TASK DESCRIPTION:
Count the lines of the records that contain the word "субсидии", with case counting, and give only the number.

Stored items from a collection:

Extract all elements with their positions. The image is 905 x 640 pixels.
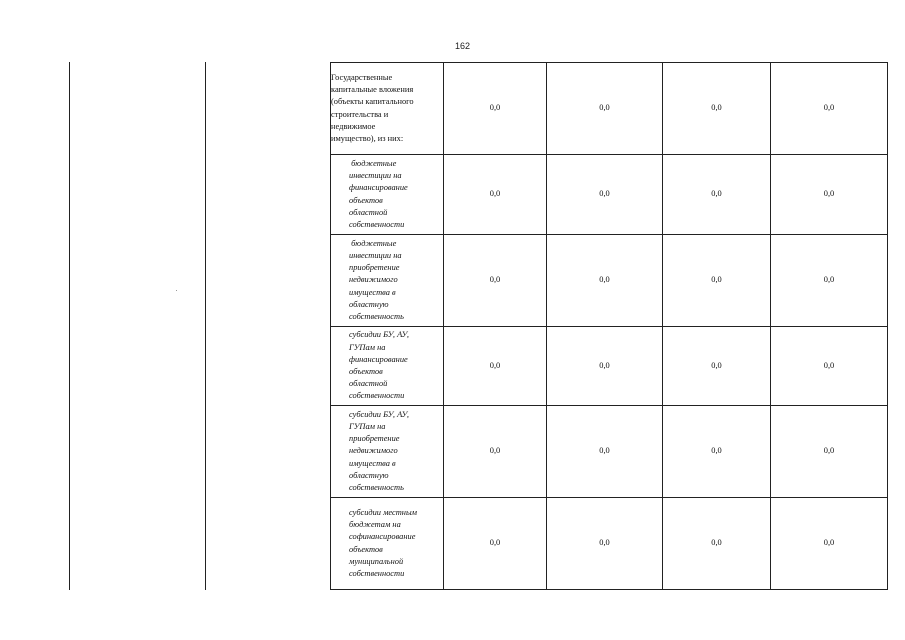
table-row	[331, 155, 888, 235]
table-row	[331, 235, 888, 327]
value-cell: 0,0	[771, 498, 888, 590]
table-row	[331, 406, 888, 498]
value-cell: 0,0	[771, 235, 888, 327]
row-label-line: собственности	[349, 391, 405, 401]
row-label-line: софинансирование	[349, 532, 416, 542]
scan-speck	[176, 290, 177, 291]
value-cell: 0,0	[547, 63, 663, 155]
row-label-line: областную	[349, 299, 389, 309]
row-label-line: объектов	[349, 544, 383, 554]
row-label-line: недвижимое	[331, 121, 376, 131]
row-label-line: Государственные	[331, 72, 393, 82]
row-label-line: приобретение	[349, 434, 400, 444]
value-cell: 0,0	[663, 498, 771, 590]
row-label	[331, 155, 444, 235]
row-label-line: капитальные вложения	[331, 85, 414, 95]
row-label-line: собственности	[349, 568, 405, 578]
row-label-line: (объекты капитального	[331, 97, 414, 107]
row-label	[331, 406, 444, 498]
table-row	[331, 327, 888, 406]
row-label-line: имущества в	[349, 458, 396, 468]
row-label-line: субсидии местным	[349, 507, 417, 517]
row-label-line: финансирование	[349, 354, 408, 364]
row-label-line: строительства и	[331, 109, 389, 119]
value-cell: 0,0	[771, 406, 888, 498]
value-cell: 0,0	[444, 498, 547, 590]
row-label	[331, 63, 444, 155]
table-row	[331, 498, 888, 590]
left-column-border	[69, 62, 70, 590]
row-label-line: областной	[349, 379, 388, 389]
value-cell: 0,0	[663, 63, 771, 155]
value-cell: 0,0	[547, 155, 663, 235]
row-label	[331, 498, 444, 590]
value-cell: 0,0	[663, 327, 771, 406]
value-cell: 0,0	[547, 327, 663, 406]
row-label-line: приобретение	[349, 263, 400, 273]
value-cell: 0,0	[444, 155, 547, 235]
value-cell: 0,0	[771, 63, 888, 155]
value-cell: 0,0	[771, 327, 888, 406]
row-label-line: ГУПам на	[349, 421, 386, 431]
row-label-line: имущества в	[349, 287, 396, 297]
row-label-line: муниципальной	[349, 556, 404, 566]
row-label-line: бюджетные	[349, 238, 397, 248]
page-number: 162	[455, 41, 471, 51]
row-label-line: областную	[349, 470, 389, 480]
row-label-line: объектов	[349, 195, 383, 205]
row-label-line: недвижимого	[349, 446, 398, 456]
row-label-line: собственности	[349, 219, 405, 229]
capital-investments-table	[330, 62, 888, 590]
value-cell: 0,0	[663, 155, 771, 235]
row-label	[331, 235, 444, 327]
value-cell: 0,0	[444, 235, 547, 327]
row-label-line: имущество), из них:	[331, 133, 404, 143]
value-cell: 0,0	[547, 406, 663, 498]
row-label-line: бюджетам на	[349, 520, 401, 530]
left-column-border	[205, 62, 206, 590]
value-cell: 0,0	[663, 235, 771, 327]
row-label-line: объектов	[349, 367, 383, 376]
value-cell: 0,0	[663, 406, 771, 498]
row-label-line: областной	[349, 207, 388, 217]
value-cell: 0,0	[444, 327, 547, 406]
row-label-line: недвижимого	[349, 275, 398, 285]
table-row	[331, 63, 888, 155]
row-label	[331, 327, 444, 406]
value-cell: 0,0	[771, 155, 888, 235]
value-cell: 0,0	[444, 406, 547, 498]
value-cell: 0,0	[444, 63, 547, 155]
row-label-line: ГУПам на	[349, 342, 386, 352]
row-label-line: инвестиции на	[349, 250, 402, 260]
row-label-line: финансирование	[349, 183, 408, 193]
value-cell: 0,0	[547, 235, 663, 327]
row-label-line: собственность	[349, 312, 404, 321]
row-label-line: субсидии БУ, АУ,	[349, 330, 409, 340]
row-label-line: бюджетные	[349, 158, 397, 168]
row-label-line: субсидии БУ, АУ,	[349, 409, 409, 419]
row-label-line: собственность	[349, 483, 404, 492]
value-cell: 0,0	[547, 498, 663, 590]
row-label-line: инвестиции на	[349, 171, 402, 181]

OUTPUT:
3